* [SHORT PROBLEM]
Count, in the entries below, the lines in which "label" occurs. Give the number, nothing more.

** Start RECORDS PROVIDED **

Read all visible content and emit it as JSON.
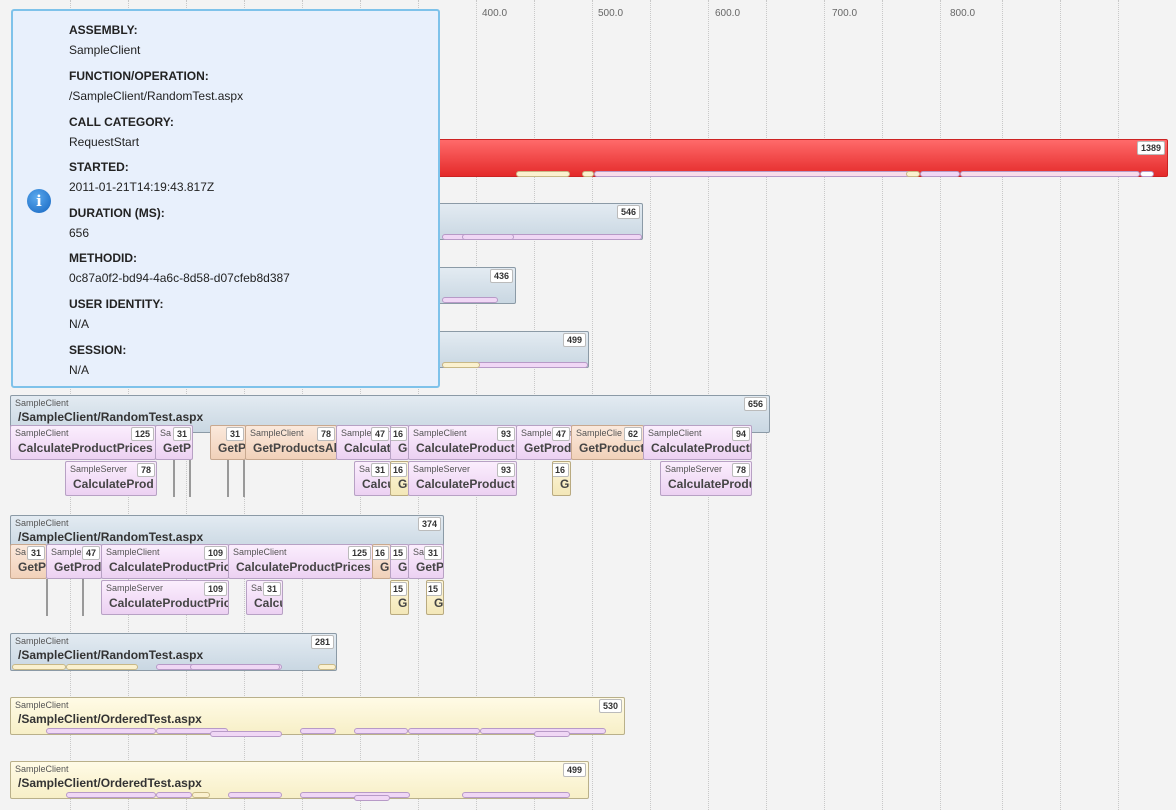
{
  "axis": {
    "ticks": [
      "400.0",
      "500.0",
      "600.0",
      "700.0",
      "800.0"
    ]
  },
  "tooltip": {
    "fields": [
      {
        "label": "ASSEMBLY:",
        "value": "SampleClient"
      },
      {
        "label": "FUNCTION/OPERATION:",
        "value": "/SampleClient/RandomTest.aspx"
      },
      {
        "label": "CALL CATEGORY:",
        "value": "RequestStart"
      },
      {
        "label": "STARTED:",
        "value": "2011-01-21T14:19:43.817Z"
      },
      {
        "label": "DURATION (MS):",
        "value": "656"
      },
      {
        "label": "METHODID:",
        "value": "0c87a0f2-bd94-4a6c-8d58-d07cfeb8d387"
      },
      {
        "label": "USER IDENTITY:",
        "value": "N/A"
      },
      {
        "label": "SESSION:",
        "value": "N/A"
      }
    ]
  },
  "top_bars": [
    {
      "duration": "1389"
    },
    {
      "duration": "546"
    },
    {
      "duration": "436"
    },
    {
      "duration": "499"
    }
  ],
  "request1": {
    "assembly": "SampleClient",
    "function": "/SampleClient/RandomTest.aspx",
    "duration": "656",
    "children": [
      {
        "assembly": "SampleClient",
        "function": "CalculateProductPrices",
        "duration": "125"
      },
      {
        "assembly": "Sa",
        "function": "GetP",
        "duration": "31"
      },
      {
        "assembly": "",
        "function": "GetP",
        "duration": "31"
      },
      {
        "assembly": "SampleClient",
        "function": "GetProductsAl",
        "duration": "78"
      },
      {
        "assembly": "SampleClient",
        "function": "Calculat",
        "duration": "47"
      },
      {
        "assembly": "",
        "function": "Ge",
        "duration": "16"
      },
      {
        "assembly": "SampleClient",
        "function": "CalculateProduct",
        "duration": "93"
      },
      {
        "assembly": "SampleClient",
        "function": "GetProd",
        "duration": "47"
      },
      {
        "assembly": "SampleClie",
        "function": "GetProduct",
        "duration": "62"
      },
      {
        "assembly": "SampleClient",
        "function": "CalculateProductI",
        "duration": "94"
      },
      {
        "assembly": "SampleServer",
        "function": "CalculateProd",
        "duration": "78"
      },
      {
        "assembly": "Sa",
        "function": "Calcu",
        "duration": "31"
      },
      {
        "assembly": "",
        "function": "Ge",
        "duration": "16"
      },
      {
        "assembly": "SampleServer",
        "function": "CalculateProduct",
        "duration": "93"
      },
      {
        "assembly": "",
        "function": "Ge",
        "duration": "16"
      },
      {
        "assembly": "SampleServer",
        "function": "CalculateProdu",
        "duration": "78"
      }
    ]
  },
  "request2": {
    "assembly": "SampleClient",
    "function": "/SampleClient/RandomTest.aspx",
    "duration": "374",
    "children": [
      {
        "assembly": "Sa",
        "function": "GetP",
        "duration": "31"
      },
      {
        "assembly": "Sample",
        "function": "GetProd",
        "duration": "47"
      },
      {
        "assembly": "SampleClient",
        "function": "CalculateProductPric",
        "duration": "109"
      },
      {
        "assembly": "SampleClient",
        "function": "CalculateProductPrices",
        "duration": "125"
      },
      {
        "assembly": "",
        "function": "G",
        "duration": "16"
      },
      {
        "assembly": "",
        "function": "G",
        "duration": "15"
      },
      {
        "assembly": "Sa",
        "function": "GetP",
        "duration": "31"
      },
      {
        "assembly": "SampleServer",
        "function": "CalculateProductPric",
        "duration": "109"
      },
      {
        "assembly": "Sa",
        "function": "Calcu",
        "duration": "31"
      },
      {
        "assembly": "",
        "function": "G",
        "duration": "15"
      },
      {
        "assembly": "",
        "function": "G",
        "duration": "15"
      }
    ]
  },
  "request3": {
    "assembly": "SampleClient",
    "function": "/SampleClient/RandomTest.aspx",
    "duration": "281"
  },
  "request4": {
    "assembly": "SampleClient",
    "function": "/SampleClient/OrderedTest.aspx",
    "duration": "530"
  },
  "request5": {
    "assembly": "SampleClient",
    "function": "/SampleClient/OrderedTest.aspx",
    "duration": "499"
  }
}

** End RECORDS PROVIDED **

* [RESULT]
8